Your objective ::
Take the line containing "OCR this image." through the last line of the data and retype those lines exactly. Pictures do not belong in the copy.

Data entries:
►

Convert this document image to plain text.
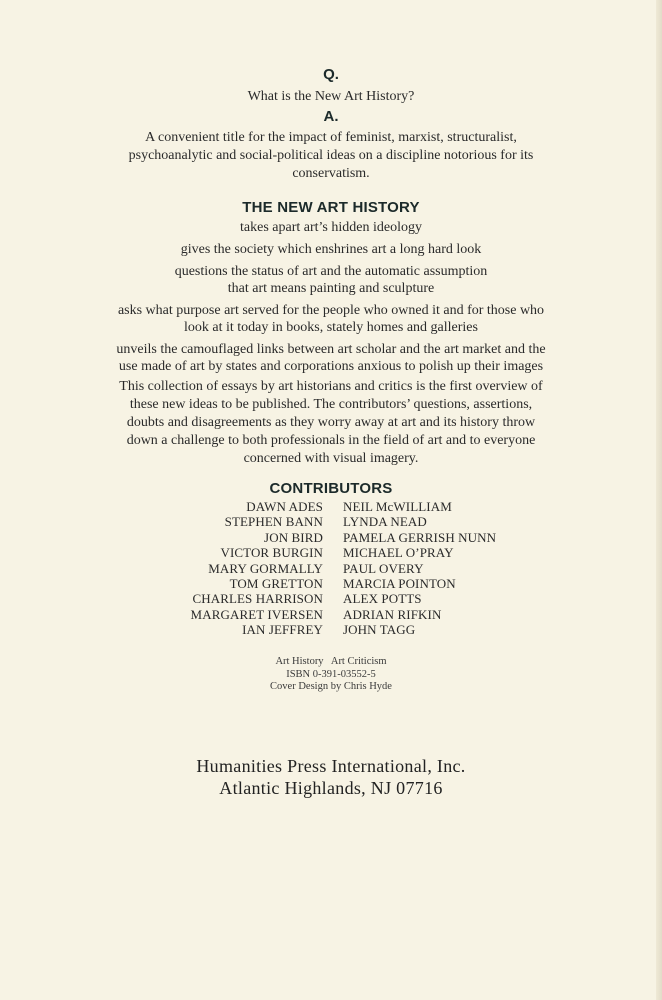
Q.

What is the New Art History?

A.

A convenient title for the impact of feminist, marxist, structuralist,
psychoanalytic and social-political ideas on a discipline notorious for its
conservatism.

THE NEW ART HISTORY

takes apart art’s hidden ideology

gives the society which enshrines art a long hard look

questions the status of art and the automatic assumption
that art means painting and sculpture

asks what purpose art served for the people who owned it and for those who
look at it today in books, stately homes and galleries

unveils the camouflaged links between art scholar and the art market and the
use made of art by states and corporations anxious to polish up their images

This collection of essays by art historians and critics is the first overview of
these new ideas to be published. The contributors’ questions, assertions,
doubts and disagreements as they worry away at art and its history throw
down a challenge to both professionals in the field of art and to everyone
concerned with visual imagery.

CONTRIBUTORS

DAWN ADES
STEPHEN BANN
JON BIRD
VICTOR BURGIN
MARY GORMALLY
TOM GRETTON
CHARLES HARRISON
MARGARET IVERSEN
IAN JEFFREY
NEIL McWILLIAM
LYNDA NEAD
PAMELA GERRISH NUNN
MICHAEL O’PRAY
PAUL OVERY
MARCIA POINTON
ALEX POTTS
ADRIAN RIFKIN
JOHN TAGG
Art History   Art Criticism
ISBN 0-391-03552-5
Cover Design by Chris Hyde
Humanities Press International, Inc.
Atlantic Highlands, NJ 07716
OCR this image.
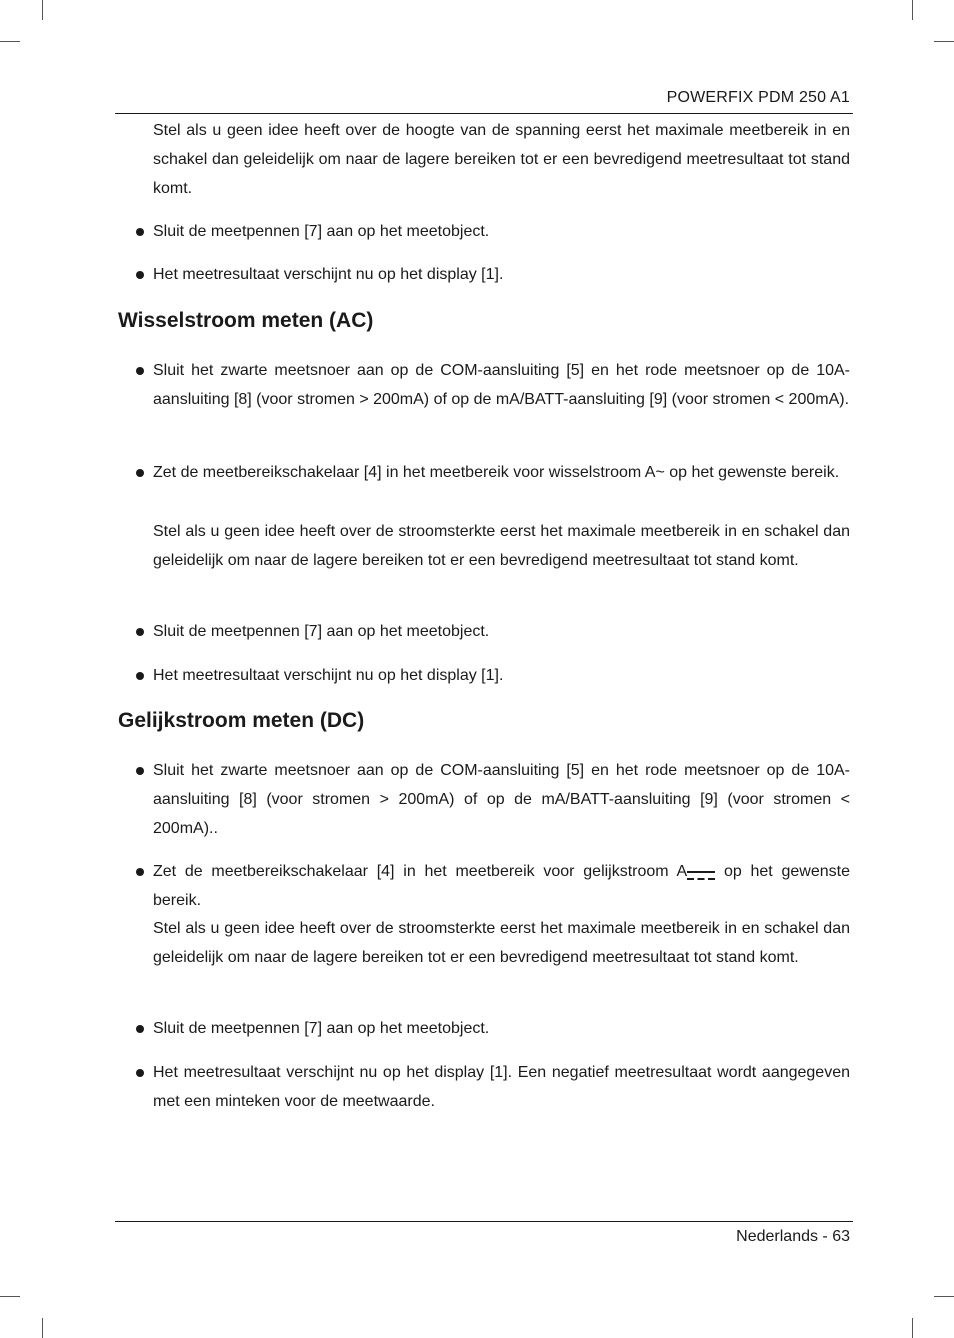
POWERFIX PDM 250 A1
Stel als u geen idee heeft over de hoogte van de spanning eerst het maximale meetbereik in en schakel dan geleidelijk om naar de lagere bereiken tot er een bevredigend meetresultaat tot stand komt.
Sluit de meetpennen [7] aan op het meetobject.
Het meetresultaat verschijnt nu op het display [1].
Wisselstroom meten (AC)
Sluit het zwarte meetsnoer aan op de COM-aansluiting [5] en het rode meetsnoer op de 10A-aansluiting [8] (voor stromen > 200mA) of op de mA/BATT-aansluiting [9] (voor stromen < 200mA).
Zet de meetbereikschakelaar [4] in het meetbereik voor wisselstroom A~ op het gewenste bereik.
Stel als u geen idee heeft over de stroomsterkte eerst het maximale meetbereik in en schakel dan geleidelijk om naar de lagere bereiken tot er een bevredigend meetresultaat tot stand komt.
Sluit de meetpennen [7] aan op het meetobject.
Het meetresultaat verschijnt nu op het display [1].
Gelijkstroom meten (DC)
Sluit het zwarte meetsnoer aan op de COM-aansluiting [5] en het rode meetsnoer op de 10A-aansluiting [8] (voor stromen > 200mA) of op de mA/BATT-aansluiting [9] (voor stromen < 200mA)..
Zet de meetbereikschakelaar [4] in het meetbereik voor gelijkstroom A op het gewenste bereik.
Stel als u geen idee heeft over de stroomsterkte eerst het maximale meetbereik in en schakel dan geleidelijk om naar de lagere bereiken tot er een bevredigend meetresultaat tot stand komt.
Sluit de meetpennen [7] aan op het meetobject.
Het meetresultaat verschijnt nu op het display [1]. Een negatief meetresultaat wordt aangegeven met een minteken voor de meetwaarde.
Nederlands - 63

◄

Exercise answer ::
OCR this image.
POWERFIX PDM 250 A1
Stel als u geen idee heeft over de hoogte van de spanning eerst het maximale meetbereik in en schakel dan geleidelijk om naar de lagere bereiken tot er een bevredigend meetresultaat tot stand komt.
Sluit de meetpennen [7] aan op het meetobject.
Het meetresultaat verschijnt nu op het display [1].
Wisselstroom meten (AC)
Sluit het zwarte meetsnoer aan op de COM-aansluiting [5] en het rode meetsnoer op de 10A-aansluiting [8] (voor stromen > 200mA) of op de mA/BATT-aansluiting [9] (voor stromen < 200mA).
Zet de meetbereikschakelaar [4] in het meetbereik voor wisselstroom A~ op het gewenste bereik.
Stel als u geen idee heeft over de stroomsterkte eerst het maximale meetbereik in en schakel dan geleidelijk om naar de lagere bereiken tot er een bevredigend meetresultaat tot stand komt.
Sluit de meetpennen [7] aan op het meetobject.
Het meetresultaat verschijnt nu op het display [1].
Gelijkstroom meten (DC)
Sluit het zwarte meetsnoer aan op de COM-aansluiting [5] en het rode meetsnoer op de 10A-aansluiting [8] (voor stromen > 200mA) of op de mA/BATT-aansluiting [9] (voor stromen < 200mA)..
Zet de meetbereikschakelaar [4] in het meetbereik voor gelijkstroom A op het gewenste bereik.
Stel als u geen idee heeft over de stroomsterkte eerst het maximale meetbereik in en schakel dan geleidelijk om naar de lagere bereiken tot er een bevredigend meetresultaat tot stand komt.
Sluit de meetpennen [7] aan op het meetobject.
Het meetresultaat verschijnt nu op het display [1]. Een negatief meetresultaat wordt aangegeven met een minteken voor de meetwaarde.
Nederlands - 63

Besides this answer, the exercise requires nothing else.